- [Your goal]
Transcribe the entries that follow exactly as they appear, minus pictures.

***** The data

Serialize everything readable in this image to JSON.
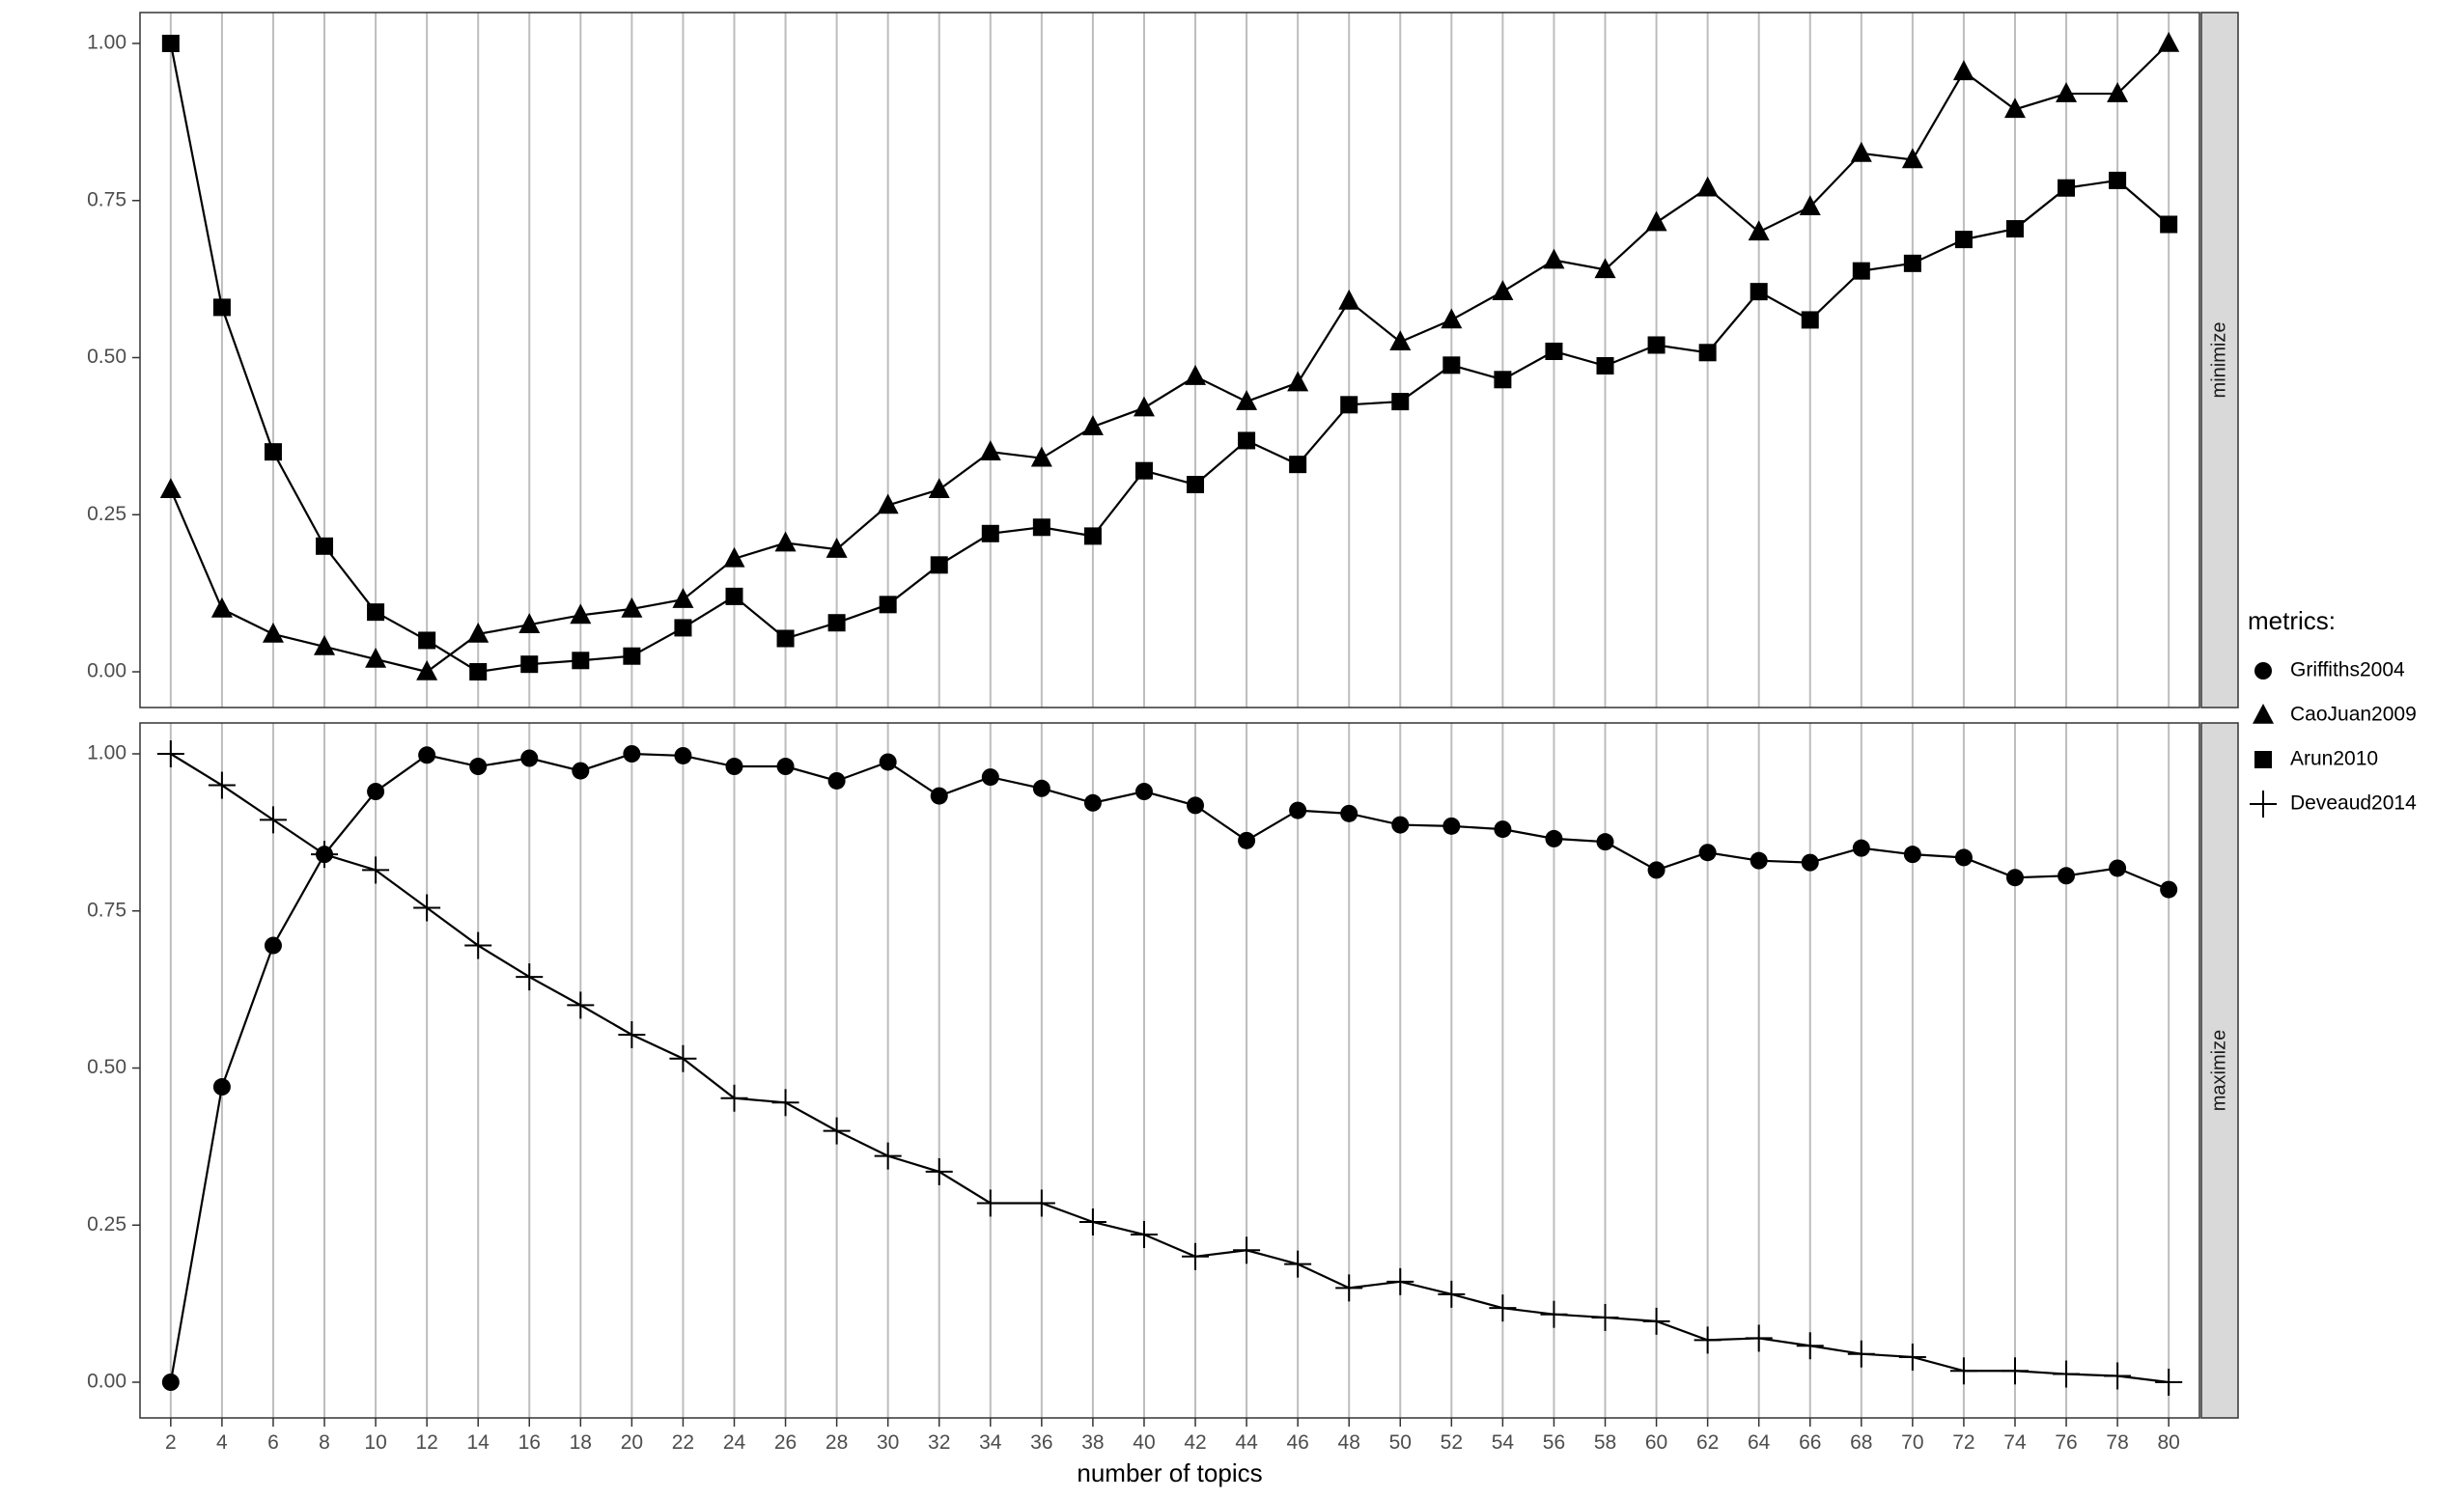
{
  "chart_data": [
    {
      "type": "line",
      "panel": "minimize",
      "strip_label": "minimize",
      "x": [
        2,
        4,
        6,
        8,
        10,
        12,
        14,
        16,
        18,
        20,
        22,
        24,
        26,
        28,
        30,
        32,
        34,
        36,
        38,
        40,
        42,
        44,
        46,
        48,
        50,
        52,
        54,
        56,
        58,
        60,
        62,
        64,
        66,
        68,
        70,
        72,
        74,
        76,
        78,
        80
      ],
      "ylim": [
        0,
        1
      ],
      "yticks": [
        "0.00",
        "0.25",
        "0.50",
        "0.75",
        "1.00"
      ],
      "grid": "vertical major lines only",
      "series": [
        {
          "name": "CaoJuan2009",
          "shape": "triangle",
          "values": [
            0.29,
            0.1,
            0.06,
            0.04,
            0.02,
            0.0,
            0.06,
            0.075,
            0.09,
            0.1,
            0.115,
            0.18,
            0.205,
            0.195,
            0.265,
            0.29,
            0.35,
            0.34,
            0.39,
            0.42,
            0.47,
            0.43,
            0.46,
            0.59,
            0.525,
            0.56,
            0.605,
            0.655,
            0.64,
            0.715,
            0.77,
            0.7,
            0.74,
            0.825,
            0.815,
            0.955,
            0.895,
            0.92,
            0.92,
            1.0
          ]
        },
        {
          "name": "Arun2010",
          "shape": "square",
          "values": [
            1.0,
            0.58,
            0.35,
            0.2,
            0.095,
            0.05,
            0.0,
            0.012,
            0.018,
            0.025,
            0.07,
            0.12,
            0.053,
            0.078,
            0.107,
            0.17,
            0.22,
            0.23,
            0.216,
            0.32,
            0.298,
            0.368,
            0.33,
            0.425,
            0.43,
            0.488,
            0.465,
            0.51,
            0.487,
            0.52,
            0.508,
            0.605,
            0.56,
            0.638,
            0.65,
            0.688,
            0.705,
            0.77,
            0.782,
            0.712
          ]
        }
      ]
    },
    {
      "type": "line",
      "panel": "maximize",
      "strip_label": "maximize",
      "x": [
        2,
        4,
        6,
        8,
        10,
        12,
        14,
        16,
        18,
        20,
        22,
        24,
        26,
        28,
        30,
        32,
        34,
        36,
        38,
        40,
        42,
        44,
        46,
        48,
        50,
        52,
        54,
        56,
        58,
        60,
        62,
        64,
        66,
        68,
        70,
        72,
        74,
        76,
        78,
        80
      ],
      "ylim": [
        0,
        1
      ],
      "yticks": [
        "0.00",
        "0.25",
        "0.50",
        "0.75",
        "1.00"
      ],
      "grid": "vertical major lines only",
      "series": [
        {
          "name": "Griffiths2004",
          "shape": "circle",
          "values": [
            0.0,
            0.47,
            0.695,
            0.84,
            0.94,
            0.998,
            0.98,
            0.993,
            0.973,
            1.0,
            0.997,
            0.98,
            0.98,
            0.957,
            0.987,
            0.933,
            0.963,
            0.945,
            0.922,
            0.94,
            0.918,
            0.862,
            0.91,
            0.905,
            0.887,
            0.885,
            0.88,
            0.865,
            0.86,
            0.815,
            0.843,
            0.83,
            0.827,
            0.85,
            0.84,
            0.835,
            0.803,
            0.806,
            0.818,
            0.784
          ]
        },
        {
          "name": "Deveaud2014",
          "shape": "plus",
          "values": [
            1.0,
            0.95,
            0.895,
            0.84,
            0.815,
            0.755,
            0.695,
            0.645,
            0.6,
            0.553,
            0.515,
            0.452,
            0.445,
            0.4,
            0.36,
            0.335,
            0.285,
            0.285,
            0.255,
            0.235,
            0.2,
            0.21,
            0.188,
            0.15,
            0.16,
            0.14,
            0.118,
            0.108,
            0.103,
            0.097,
            0.067,
            0.07,
            0.058,
            0.045,
            0.04,
            0.018,
            0.018,
            0.013,
            0.01,
            0.0
          ]
        }
      ]
    }
  ],
  "x_axis": {
    "title": "number of topics",
    "tick_labels": [
      "2",
      "4",
      "6",
      "8",
      "10",
      "12",
      "14",
      "16",
      "18",
      "20",
      "22",
      "24",
      "26",
      "28",
      "30",
      "32",
      "34",
      "36",
      "38",
      "40",
      "42",
      "44",
      "46",
      "48",
      "50",
      "52",
      "54",
      "56",
      "58",
      "60",
      "62",
      "64",
      "66",
      "68",
      "70",
      "72",
      "74",
      "76",
      "78",
      "80"
    ]
  },
  "legend": {
    "title": "metrics:",
    "placement": "right",
    "entries": [
      {
        "label": "Griffiths2004",
        "shape": "circle"
      },
      {
        "label": "CaoJuan2009",
        "shape": "triangle"
      },
      {
        "label": "Arun2010",
        "shape": "square"
      },
      {
        "label": "Deveaud2014",
        "shape": "plus"
      }
    ]
  },
  "colors": {
    "ink": "#000000",
    "grid": "#bdbdbd",
    "panel_border": "#333333",
    "strip_fill": "#d9d9d9",
    "tick_text": "#4d4d4d"
  }
}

**********

- [Task response]
Serialize everything readable in this image to JSON.
{
  "chart_data": [
    {
      "type": "line",
      "panel": "minimize",
      "strip_label": "minimize",
      "x": [
        2,
        4,
        6,
        8,
        10,
        12,
        14,
        16,
        18,
        20,
        22,
        24,
        26,
        28,
        30,
        32,
        34,
        36,
        38,
        40,
        42,
        44,
        46,
        48,
        50,
        52,
        54,
        56,
        58,
        60,
        62,
        64,
        66,
        68,
        70,
        72,
        74,
        76,
        78,
        80
      ],
      "ylim": [
        0,
        1
      ],
      "yticks": [
        "0.00",
        "0.25",
        "0.50",
        "0.75",
        "1.00"
      ],
      "grid": "vertical major lines only",
      "series": [
        {
          "name": "CaoJuan2009",
          "shape": "triangle",
          "values": [
            0.29,
            0.1,
            0.06,
            0.04,
            0.02,
            0.0,
            0.06,
            0.075,
            0.09,
            0.1,
            0.115,
            0.18,
            0.205,
            0.195,
            0.265,
            0.29,
            0.35,
            0.34,
            0.39,
            0.42,
            0.47,
            0.43,
            0.46,
            0.59,
            0.525,
            0.56,
            0.605,
            0.655,
            0.64,
            0.715,
            0.77,
            0.7,
            0.74,
            0.825,
            0.815,
            0.955,
            0.895,
            0.92,
            0.92,
            1.0
          ]
        },
        {
          "name": "Arun2010",
          "shape": "square",
          "values": [
            1.0,
            0.58,
            0.35,
            0.2,
            0.095,
            0.05,
            0.0,
            0.012,
            0.018,
            0.025,
            0.07,
            0.12,
            0.053,
            0.078,
            0.107,
            0.17,
            0.22,
            0.23,
            0.216,
            0.32,
            0.298,
            0.368,
            0.33,
            0.425,
            0.43,
            0.488,
            0.465,
            0.51,
            0.487,
            0.52,
            0.508,
            0.605,
            0.56,
            0.638,
            0.65,
            0.688,
            0.705,
            0.77,
            0.782,
            0.712
          ]
        }
      ]
    },
    {
      "type": "line",
      "panel": "maximize",
      "strip_label": "maximize",
      "x": [
        2,
        4,
        6,
        8,
        10,
        12,
        14,
        16,
        18,
        20,
        22,
        24,
        26,
        28,
        30,
        32,
        34,
        36,
        38,
        40,
        42,
        44,
        46,
        48,
        50,
        52,
        54,
        56,
        58,
        60,
        62,
        64,
        66,
        68,
        70,
        72,
        74,
        76,
        78,
        80
      ],
      "ylim": [
        0,
        1
      ],
      "yticks": [
        "0.00",
        "0.25",
        "0.50",
        "0.75",
        "1.00"
      ],
      "grid": "vertical major lines only",
      "series": [
        {
          "name": "Griffiths2004",
          "shape": "circle",
          "values": [
            0.0,
            0.47,
            0.695,
            0.84,
            0.94,
            0.998,
            0.98,
            0.993,
            0.973,
            1.0,
            0.997,
            0.98,
            0.98,
            0.957,
            0.987,
            0.933,
            0.963,
            0.945,
            0.922,
            0.94,
            0.918,
            0.862,
            0.91,
            0.905,
            0.887,
            0.885,
            0.88,
            0.865,
            0.86,
            0.815,
            0.843,
            0.83,
            0.827,
            0.85,
            0.84,
            0.835,
            0.803,
            0.806,
            0.818,
            0.784
          ]
        },
        {
          "name": "Deveaud2014",
          "shape": "plus",
          "values": [
            1.0,
            0.95,
            0.895,
            0.84,
            0.815,
            0.755,
            0.695,
            0.645,
            0.6,
            0.553,
            0.515,
            0.452,
            0.445,
            0.4,
            0.36,
            0.335,
            0.285,
            0.285,
            0.255,
            0.235,
            0.2,
            0.21,
            0.188,
            0.15,
            0.16,
            0.14,
            0.118,
            0.108,
            0.103,
            0.097,
            0.067,
            0.07,
            0.058,
            0.045,
            0.04,
            0.018,
            0.018,
            0.013,
            0.01,
            0.0
          ]
        }
      ]
    }
  ],
  "x_axis": {
    "title": "number of topics",
    "tick_labels": [
      "2",
      "4",
      "6",
      "8",
      "10",
      "12",
      "14",
      "16",
      "18",
      "20",
      "22",
      "24",
      "26",
      "28",
      "30",
      "32",
      "34",
      "36",
      "38",
      "40",
      "42",
      "44",
      "46",
      "48",
      "50",
      "52",
      "54",
      "56",
      "58",
      "60",
      "62",
      "64",
      "66",
      "68",
      "70",
      "72",
      "74",
      "76",
      "78",
      "80"
    ]
  },
  "legend": {
    "title": "metrics:",
    "placement": "right",
    "entries": [
      {
        "label": "Griffiths2004",
        "shape": "circle"
      },
      {
        "label": "CaoJuan2009",
        "shape": "triangle"
      },
      {
        "label": "Arun2010",
        "shape": "square"
      },
      {
        "label": "Deveaud2014",
        "shape": "plus"
      }
    ]
  },
  "colors": {
    "ink": "#000000",
    "grid": "#bdbdbd",
    "panel_border": "#333333",
    "strip_fill": "#d9d9d9",
    "tick_text": "#4d4d4d"
  }
}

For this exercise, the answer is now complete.